• _WRITTEN REQUEST_: The required output is the line containing "Parse this screenshot: output" through the final line of the material below, printed exactly, with no other lines.

• _DATA SUPPLIED_:
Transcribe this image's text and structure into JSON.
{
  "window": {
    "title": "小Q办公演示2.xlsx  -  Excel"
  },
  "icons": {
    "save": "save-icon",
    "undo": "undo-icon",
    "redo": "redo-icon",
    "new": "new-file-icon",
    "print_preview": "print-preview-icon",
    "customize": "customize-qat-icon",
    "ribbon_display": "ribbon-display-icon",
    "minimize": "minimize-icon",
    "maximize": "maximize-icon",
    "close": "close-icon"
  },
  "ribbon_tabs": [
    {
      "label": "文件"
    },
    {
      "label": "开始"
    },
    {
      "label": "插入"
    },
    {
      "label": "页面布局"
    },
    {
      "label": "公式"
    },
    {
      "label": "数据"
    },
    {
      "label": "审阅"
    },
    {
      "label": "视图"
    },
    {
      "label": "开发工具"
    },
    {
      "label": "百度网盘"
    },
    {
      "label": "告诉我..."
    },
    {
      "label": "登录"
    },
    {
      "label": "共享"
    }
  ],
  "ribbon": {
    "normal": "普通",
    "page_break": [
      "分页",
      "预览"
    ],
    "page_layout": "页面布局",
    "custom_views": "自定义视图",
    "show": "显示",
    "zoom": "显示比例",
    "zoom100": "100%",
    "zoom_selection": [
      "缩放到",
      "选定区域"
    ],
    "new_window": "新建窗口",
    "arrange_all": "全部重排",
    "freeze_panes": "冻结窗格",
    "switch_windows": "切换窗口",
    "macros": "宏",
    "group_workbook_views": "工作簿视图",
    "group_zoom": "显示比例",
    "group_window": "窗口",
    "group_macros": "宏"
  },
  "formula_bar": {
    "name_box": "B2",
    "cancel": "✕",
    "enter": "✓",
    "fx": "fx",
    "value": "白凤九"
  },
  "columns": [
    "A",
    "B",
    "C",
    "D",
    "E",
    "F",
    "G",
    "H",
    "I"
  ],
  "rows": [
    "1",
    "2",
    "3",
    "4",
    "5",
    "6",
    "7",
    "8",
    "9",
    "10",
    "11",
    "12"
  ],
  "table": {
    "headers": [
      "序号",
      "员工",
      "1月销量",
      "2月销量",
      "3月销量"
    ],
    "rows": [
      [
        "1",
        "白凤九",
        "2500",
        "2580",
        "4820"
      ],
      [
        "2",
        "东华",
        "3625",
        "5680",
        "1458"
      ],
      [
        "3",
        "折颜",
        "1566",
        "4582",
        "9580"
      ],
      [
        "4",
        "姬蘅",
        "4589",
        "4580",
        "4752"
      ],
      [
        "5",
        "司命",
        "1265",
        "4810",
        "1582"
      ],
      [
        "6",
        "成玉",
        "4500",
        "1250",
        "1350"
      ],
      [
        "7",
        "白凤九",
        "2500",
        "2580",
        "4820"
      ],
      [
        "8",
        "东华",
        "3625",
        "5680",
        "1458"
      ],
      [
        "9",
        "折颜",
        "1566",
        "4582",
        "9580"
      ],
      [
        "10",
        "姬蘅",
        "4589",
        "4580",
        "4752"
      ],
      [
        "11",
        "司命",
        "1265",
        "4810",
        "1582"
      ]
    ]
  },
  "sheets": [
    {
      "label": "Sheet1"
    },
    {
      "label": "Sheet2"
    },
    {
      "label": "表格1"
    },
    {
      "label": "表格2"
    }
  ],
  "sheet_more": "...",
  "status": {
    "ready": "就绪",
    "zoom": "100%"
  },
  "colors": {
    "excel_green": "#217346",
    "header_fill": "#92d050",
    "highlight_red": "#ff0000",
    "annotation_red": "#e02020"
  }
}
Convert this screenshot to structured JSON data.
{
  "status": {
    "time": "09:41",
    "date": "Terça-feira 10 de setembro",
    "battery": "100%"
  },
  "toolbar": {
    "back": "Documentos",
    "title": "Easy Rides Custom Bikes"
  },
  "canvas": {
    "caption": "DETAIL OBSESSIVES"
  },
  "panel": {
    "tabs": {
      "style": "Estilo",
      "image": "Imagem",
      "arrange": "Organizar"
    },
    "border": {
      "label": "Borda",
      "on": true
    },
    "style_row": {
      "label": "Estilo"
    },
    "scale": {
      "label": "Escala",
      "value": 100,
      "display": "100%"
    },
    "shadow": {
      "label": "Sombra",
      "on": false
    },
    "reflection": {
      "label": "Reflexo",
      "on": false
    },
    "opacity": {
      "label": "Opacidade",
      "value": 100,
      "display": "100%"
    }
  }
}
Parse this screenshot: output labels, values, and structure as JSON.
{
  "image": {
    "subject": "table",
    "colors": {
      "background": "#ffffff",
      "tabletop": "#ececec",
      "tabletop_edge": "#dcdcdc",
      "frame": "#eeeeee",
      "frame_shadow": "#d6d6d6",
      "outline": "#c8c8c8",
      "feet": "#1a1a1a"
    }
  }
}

• _WRITTEN ANSWER_:
Parse this screenshot: output labels, values, and structure as JSON.
{
  "image": {
    "subject": "table",
    "colors": {
      "background": "#ffffff",
      "tabletop": "#ececec",
      "tabletop_edge": "#dcdcdc",
      "frame": "#eeeeee",
      "frame_shadow": "#d6d6d6",
      "outline": "#c8c8c8",
      "feet": "#1a1a1a"
    }
  }
}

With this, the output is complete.